**Trecho do documento**
^^^^^^^^^^^^^^^^

Quem ganha e quem perde com o agronegócio?
O faturamento de 9,6 bilhões de dólares alcançado pela indústria de agrotóxicos no Brasil em 2016 não é o que se possa chamar de mau resultado, portanto, não foi o agronegócio que teve prejuízos. O prejuízo foi justamente aquela parcela do agronegócio que tem a maior parte das raízes fincadas no Brasil, e os brasileiros que pagam altas taxas de impostos e outros tributos, que servem para financiar essa fake.
Os quase 190 bilhões aportados anualmente ao agronegócio a sua quase totalidade é destinado aos grandes produtores rurais para pagar suas contas com a turma de antes e depois da porteira.
Com a compra de insumos, a maior parte desse recurso, não fica no Brasil vai para as multinacionais acima citadas.
Ainda segundo a Brasil de Fato, “quase 8 vezes o valor destinado ao bolsa-família é o valor do bolsa-agronegócio, dinheiro que vai diretamente do governo para as empresas, fazendo uma curtíssima parada “dentro da porteira”. E quando o produtor não consegue honrar as dívidas dos empréstimos contraídos, há inúmeras possibilidades de negociação e seguros, também custeados pelo governo. Ou seja, o governo coloca dinheiro bom nas mãos dos empresários rurais do agronegócio, e esse repasse às indústrias de insumos ocorrem quase que instantaneamente, contudo, o recurso em grande parte não volta para os bancos oficiais. Editam medidas provisórias visando renegociação com abatimento de até 85% do montante da dívida.

^^^^^^^^^^^^^^^^

**Objetivo do exercício**
Indique se cada afirmação a seguir está de acordo com o trecho sobre o agronegócio, respondendo sim ou não e citando literalmente as palavras do trecho que decidem a resposta. (a) A indústria de agrotóxicos faturou 9,6 bilhões de dólares no Brasil em 2016. (b) O valor do bolsa-agronegócio corresponde a cerca de metade do valor destinado ao bolsa-família. (c) As medidas provisórias mencionadas preveem abatimento de até 85% do montante da dívida.

(Dados de limites de regiões)
^^^^^^^^^^^^^^^^

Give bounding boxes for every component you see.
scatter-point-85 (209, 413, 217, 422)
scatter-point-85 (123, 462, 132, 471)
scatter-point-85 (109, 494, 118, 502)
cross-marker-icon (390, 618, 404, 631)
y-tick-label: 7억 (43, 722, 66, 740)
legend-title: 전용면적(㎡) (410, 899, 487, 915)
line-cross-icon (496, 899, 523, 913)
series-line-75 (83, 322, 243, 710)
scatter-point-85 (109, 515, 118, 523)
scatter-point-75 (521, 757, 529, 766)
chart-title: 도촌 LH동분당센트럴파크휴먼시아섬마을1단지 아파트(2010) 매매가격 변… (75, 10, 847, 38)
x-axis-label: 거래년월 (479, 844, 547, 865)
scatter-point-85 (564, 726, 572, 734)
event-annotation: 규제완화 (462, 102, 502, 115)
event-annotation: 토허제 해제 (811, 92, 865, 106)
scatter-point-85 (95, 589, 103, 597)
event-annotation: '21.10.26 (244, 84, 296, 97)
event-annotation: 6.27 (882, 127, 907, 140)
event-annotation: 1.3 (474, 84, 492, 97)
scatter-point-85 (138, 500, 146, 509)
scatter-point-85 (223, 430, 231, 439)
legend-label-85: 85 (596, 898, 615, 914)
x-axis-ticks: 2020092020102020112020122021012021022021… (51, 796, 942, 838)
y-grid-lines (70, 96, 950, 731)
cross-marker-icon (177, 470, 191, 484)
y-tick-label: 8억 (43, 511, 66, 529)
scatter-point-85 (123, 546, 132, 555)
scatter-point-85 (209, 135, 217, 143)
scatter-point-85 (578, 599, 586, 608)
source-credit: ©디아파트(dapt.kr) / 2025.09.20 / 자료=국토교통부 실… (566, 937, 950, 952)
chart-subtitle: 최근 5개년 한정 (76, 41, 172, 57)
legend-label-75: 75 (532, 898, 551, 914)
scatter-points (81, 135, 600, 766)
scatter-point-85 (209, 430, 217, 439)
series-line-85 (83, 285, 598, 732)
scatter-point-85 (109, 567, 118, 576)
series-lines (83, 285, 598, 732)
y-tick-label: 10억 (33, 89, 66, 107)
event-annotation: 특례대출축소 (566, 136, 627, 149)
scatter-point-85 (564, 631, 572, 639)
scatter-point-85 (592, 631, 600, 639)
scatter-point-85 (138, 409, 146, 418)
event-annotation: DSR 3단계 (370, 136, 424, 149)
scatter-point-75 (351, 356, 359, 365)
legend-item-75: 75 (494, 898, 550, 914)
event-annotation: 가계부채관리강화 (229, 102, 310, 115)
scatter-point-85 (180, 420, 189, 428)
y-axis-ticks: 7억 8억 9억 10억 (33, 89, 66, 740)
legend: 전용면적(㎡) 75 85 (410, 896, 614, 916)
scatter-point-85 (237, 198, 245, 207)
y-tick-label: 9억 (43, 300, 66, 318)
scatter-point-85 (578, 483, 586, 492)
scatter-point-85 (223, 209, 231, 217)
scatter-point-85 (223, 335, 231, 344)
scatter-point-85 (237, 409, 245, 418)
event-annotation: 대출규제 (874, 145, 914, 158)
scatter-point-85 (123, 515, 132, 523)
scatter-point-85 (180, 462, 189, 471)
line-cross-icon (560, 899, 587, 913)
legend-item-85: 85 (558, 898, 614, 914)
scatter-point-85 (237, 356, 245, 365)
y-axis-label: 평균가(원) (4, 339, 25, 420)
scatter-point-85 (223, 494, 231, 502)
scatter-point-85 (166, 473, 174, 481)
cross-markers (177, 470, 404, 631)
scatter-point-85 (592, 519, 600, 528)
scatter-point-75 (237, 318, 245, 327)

^^^^^^^^^^^^^^^^

**Resultado da tarefa**
(a) Sim: "O faturamento de 9,6 bilhões de dólares alcançado pela indústria de agrotóxicos no Brasil em 2016".
(b) Não: "quase 8 vezes o valor destinado ao bolsa-família é o valor do bolsa-agronegócio".
(c) Sim: "Editam medidas provisórias visando renegociação com abatimento de até 85% do montante da dívida".